- [The exercise] The records below must be retyped exactly.

======== Records to use

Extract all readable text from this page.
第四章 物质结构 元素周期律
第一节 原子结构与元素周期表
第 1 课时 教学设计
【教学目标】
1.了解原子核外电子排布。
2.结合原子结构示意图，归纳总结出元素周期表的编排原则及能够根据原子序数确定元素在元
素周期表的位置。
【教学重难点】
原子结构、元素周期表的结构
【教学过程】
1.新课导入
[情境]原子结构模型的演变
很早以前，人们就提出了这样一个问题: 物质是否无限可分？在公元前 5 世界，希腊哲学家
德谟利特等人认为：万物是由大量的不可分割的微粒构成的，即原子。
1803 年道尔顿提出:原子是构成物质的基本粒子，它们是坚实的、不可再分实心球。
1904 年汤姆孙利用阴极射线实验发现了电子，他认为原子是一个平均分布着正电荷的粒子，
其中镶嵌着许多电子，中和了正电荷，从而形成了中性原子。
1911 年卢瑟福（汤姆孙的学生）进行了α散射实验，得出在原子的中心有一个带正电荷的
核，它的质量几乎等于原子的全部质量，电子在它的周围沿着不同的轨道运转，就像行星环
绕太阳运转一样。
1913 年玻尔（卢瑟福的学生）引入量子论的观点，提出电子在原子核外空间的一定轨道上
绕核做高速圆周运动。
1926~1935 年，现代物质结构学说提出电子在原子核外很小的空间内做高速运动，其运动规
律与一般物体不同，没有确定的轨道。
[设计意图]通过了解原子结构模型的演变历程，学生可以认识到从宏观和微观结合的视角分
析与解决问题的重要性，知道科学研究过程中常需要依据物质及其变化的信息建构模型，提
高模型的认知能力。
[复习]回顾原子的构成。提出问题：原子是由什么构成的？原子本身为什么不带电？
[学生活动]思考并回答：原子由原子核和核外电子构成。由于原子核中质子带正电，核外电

================

- [Expected answer]
Extract all readable text from this page.
第四章 物质结构 元素周期律
第一节 原子结构与元素周期表
第 1 课时 教学设计
【教学目标】
1.了解原子核外电子排布。
2.结合原子结构示意图，归纳总结出元素周期表的编排原则及能够根据原子序数确定元素在元
素周期表的位置。
【教学重难点】
原子结构、元素周期表的结构
【教学过程】
1.新课导入
[情境]原子结构模型的演变
很早以前，人们就提出了这样一个问题: 物质是否无限可分？在公元前 5 世界，希腊哲学家
德谟利特等人认为：万物是由大量的不可分割的微粒构成的，即原子。
1803 年道尔顿提出:原子是构成物质的基本粒子，它们是坚实的、不可再分实心球。
1904 年汤姆孙利用阴极射线实验发现了电子，他认为原子是一个平均分布着正电荷的粒子，
其中镶嵌着许多电子，中和了正电荷，从而形成了中性原子。
1911 年卢瑟福（汤姆孙的学生）进行了α散射实验，得出在原子的中心有一个带正电荷的
核，它的质量几乎等于原子的全部质量，电子在它的周围沿着不同的轨道运转，就像行星环
绕太阳运转一样。
1913 年玻尔（卢瑟福的学生）引入量子论的观点，提出电子在原子核外空间的一定轨道上
绕核做高速圆周运动。
1926~1935 年，现代物质结构学说提出电子在原子核外很小的空间内做高速运动，其运动规
律与一般物体不同，没有确定的轨道。
[设计意图]通过了解原子结构模型的演变历程，学生可以认识到从宏观和微观结合的视角分
析与解决问题的重要性，知道科学研究过程中常需要依据物质及其变化的信息建构模型，提
高模型的认知能力。
[复习]回顾原子的构成。提出问题：原子是由什么构成的？原子本身为什么不带电？
[学生活动]思考并回答：原子由原子核和核外电子构成。由于原子核中质子带正电，核外电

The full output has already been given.